* start *

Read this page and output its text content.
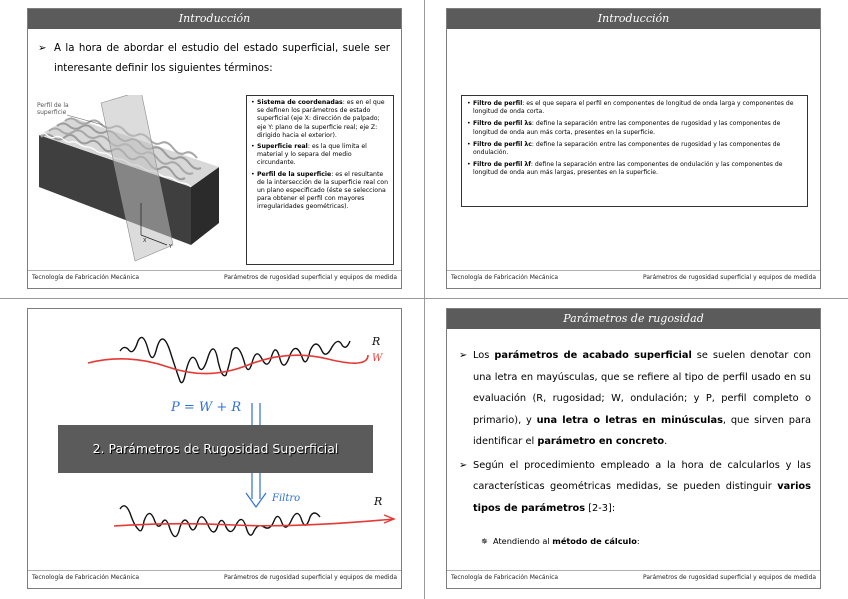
Introducción
➢ A la hora de abordar el estudio del estado superficial, suele ser interesante definir los siguientes términos:
Perfil de la
superficie
Y
X
• Sistema de coordenadas: es en el que se definen los parámetros de estado superficial (eje X: dirección de palpado; eje Y: plano de la superficie real; eje Z: dirigido hacia el exterior).
• Superficie real: es la que limita el material y lo separa del medio circundante.
• Perfil de la superficie: es el resultante de la intersección de la superficie real con un plano especificado (éste se selecciona para obtener el perfil con mayores irregularidades geométricas).
Tecnología de Fabricación Mecánica	Parámetros de rugosidad superficial y equipos de medida
Introducción
• Filtro de perfil: es el que separa el perfil en componentes de longitud de onda larga y componentes de longitud de onda corta.
• Filtro de perfil λs: define la separación entre las componentes de rugosidad y las componentes de longitud de onda aun más corta, presentes en la superficie.
• Filtro de perfil λc: define la separación entre las componentes de rugosidad y las componentes de ondulación.
• Filtro de perfil λf: define la separación entre las componentes de ondulación y las componentes de longitud de onda aun más largas, presentes en la superficie.
Tecnología de Fabricación Mecánica	Parámetros de rugosidad superficial y equipos de medida
P = W + R
Filtro
R
W
R
2. Parámetros de Rugosidad Superficial
Tecnología de Fabricación Mecánica	Parámetros de rugosidad superficial y equipos de medida
Parámetros de rugosidad
➢ Los parámetros de acabado superficial se suelen denotar con una letra en mayúsculas, que se refiere al tipo de perfil usado en su evaluación (R, rugosidad; W, ondulación; y P, perfil completo o primario), y una letra o letras en minúsculas, que sirven para identificar el parámetro en concreto.
➢ Según el procedimiento empleado a la hora de calcularlos y las características geométricas medidas, se pueden distinguir varios tipos de parámetros [2-3]:
✵ Atendiendo al método de cálculo:
Tecnología de Fabricación Mecánica	Parámetros de rugosidad superficial y equipos de medida
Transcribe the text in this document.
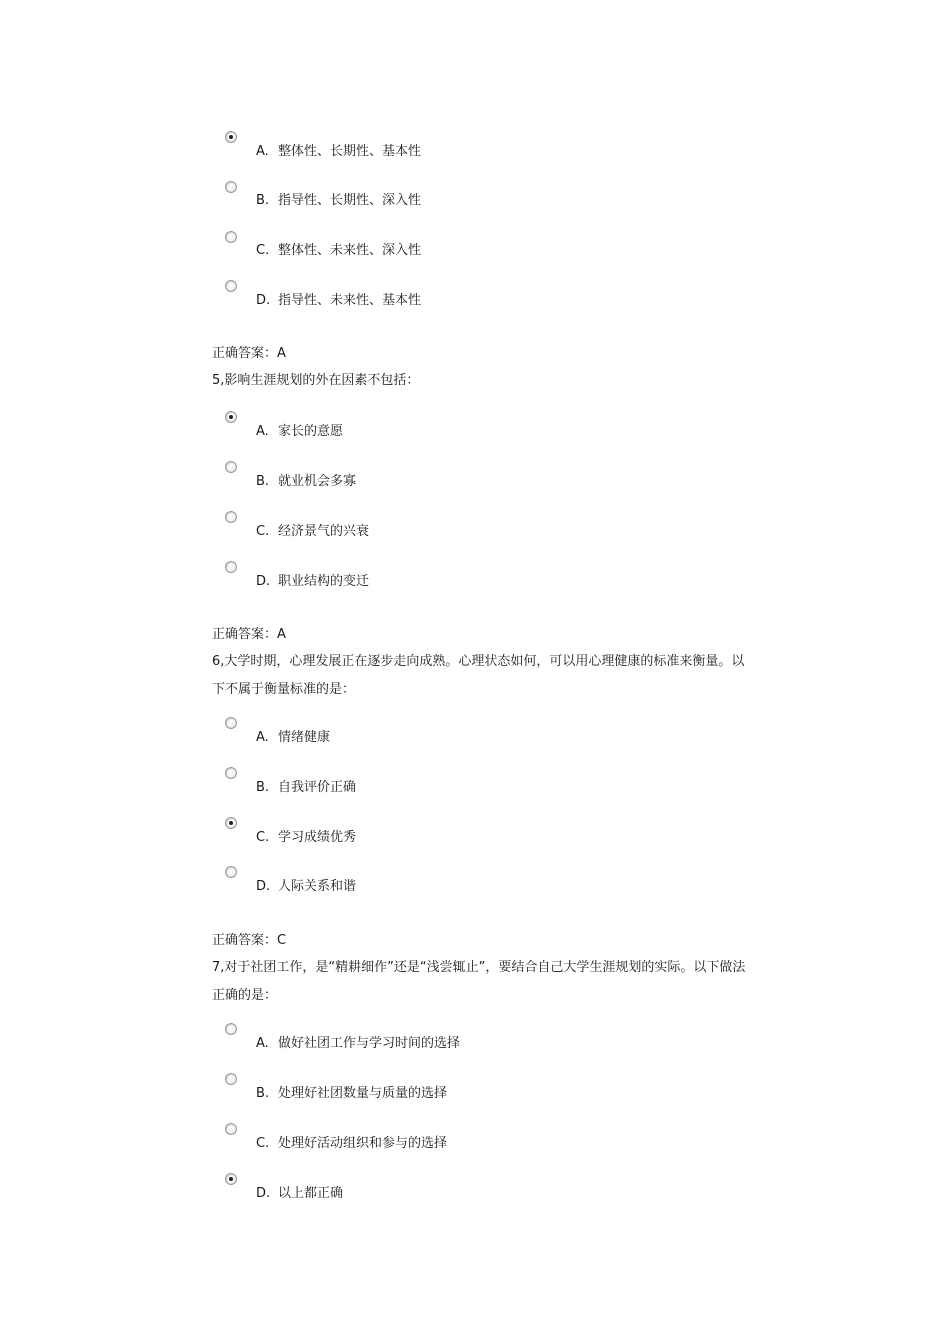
A. 整体性、长期性、基本性
B. 指导性、长期性、深入性
C. 整体性、未来性、深入性
D. 指导性、未来性、基本性
正确答案：A
5,影响生涯规划的外在因素不包括：
A. 家长的意愿
B. 就业机会多寡
C. 经济景气的兴衰
D. 职业结构的变迁
正确答案：A
6,大学时期，心理发展正在逐步走向成熟。心理状态如何，可以用心理健康的标准来衡量。以下不属于衡量标准的是：
A. 情绪健康
B. 自我评价正确
C. 学习成绩优秀
D. 人际关系和谐
正确答案：C
7,对于社团工作，是“精耕细作”还是“浅尝辄止”，要结合自己大学生涯规划的实际。以下做法正确的是：
A. 做好社团工作与学习时间的选择
B. 处理好社团数量与质量的选择
C. 处理好活动组织和参与的选择
D. 以上都正确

* end *

## [Task directions]
Will you set down the records word for word while leaving out every picture?

## [Response]
Read this page and output its text content.
Introducción
➢ A la hora de abordar el estudio del estado superficial, suele ser interesante definir los siguientes términos:
Perfil de la
superficie
Y
X
• Sistema de coordenadas: es en el que se definen los parámetros de estado superficial (eje X: dirección de palpado; eje Y: plano de la superficie real; eje Z: dirigido hacia el exterior).
• Superficie real: es la que limita el material y lo separa del medio circundante.
• Perfil de la superficie: es el resultante de la intersección de la superficie real con un plano especificado (éste se selecciona para obtener el perfil con mayores irregularidades geométricas).
Tecnología de Fabricación Mecánica	Parámetros de rugosidad superficial y equipos de medida
Introducción
• Filtro de perfil: es el que separa el perfil en componentes de longitud de onda larga y componentes de longitud de onda corta.
• Filtro de perfil λs: define la separación entre las componentes de rugosidad y las componentes de longitud de onda aun más corta, presentes en la superficie.
• Filtro de perfil λc: define la separación entre las componentes de rugosidad y las componentes de ondulación.
• Filtro de perfil λf: define la separación entre las componentes de ondulación y las componentes de longitud de onda aun más largas, presentes en la superficie.
Tecnología de Fabricación Mecánica	Parámetros de rugosidad superficial y equipos de medida
P = W + R
Filtro
R
W
R
2. Parámetros de Rugosidad Superficial
Tecnología de Fabricación Mecánica	Parámetros de rugosidad superficial y equipos de medida
Parámetros de rugosidad
➢ Los parámetros de acabado superficial se suelen denotar con una letra en mayúsculas, que se refiere al tipo de perfil usado en su evaluación (R, rugosidad; W, ondulación; y P, perfil completo o primario), y una letra o letras en minúsculas, que sirven para identificar el parámetro en concreto.
➢ Según el procedimiento empleado a la hora de calcularlos y las características geométricas medidas, se pueden distinguir varios tipos de parámetros [2-3]:
✵ Atendiendo al método de cálculo:
Tecnología de Fabricación Mecánica	Parámetros de rugosidad superficial y equipos de medida
Transcribe the text in this document.
A. 整体性、长期性、基本性
B. 指导性、长期性、深入性
C. 整体性、未来性、深入性
D. 指导性、未来性、基本性
正确答案：A
5,影响生涯规划的外在因素不包括：
A. 家长的意愿
B. 就业机会多寡
C. 经济景气的兴衰
D. 职业结构的变迁
正确答案：A
6,大学时期，心理发展正在逐步走向成熟。心理状态如何，可以用心理健康的标准来衡量。以下不属于衡量标准的是：
A. 情绪健康
B. 自我评价正确
C. 学习成绩优秀
D. 人际关系和谐
正确答案：C
7,对于社团工作，是“精耕细作”还是“浅尝辄止”，要结合自己大学生涯规划的实际。以下做法正确的是：
A. 做好社团工作与学习时间的选择
B. 处理好社团数量与质量的选择
C. 处理好活动组织和参与的选择
D. 以上都正确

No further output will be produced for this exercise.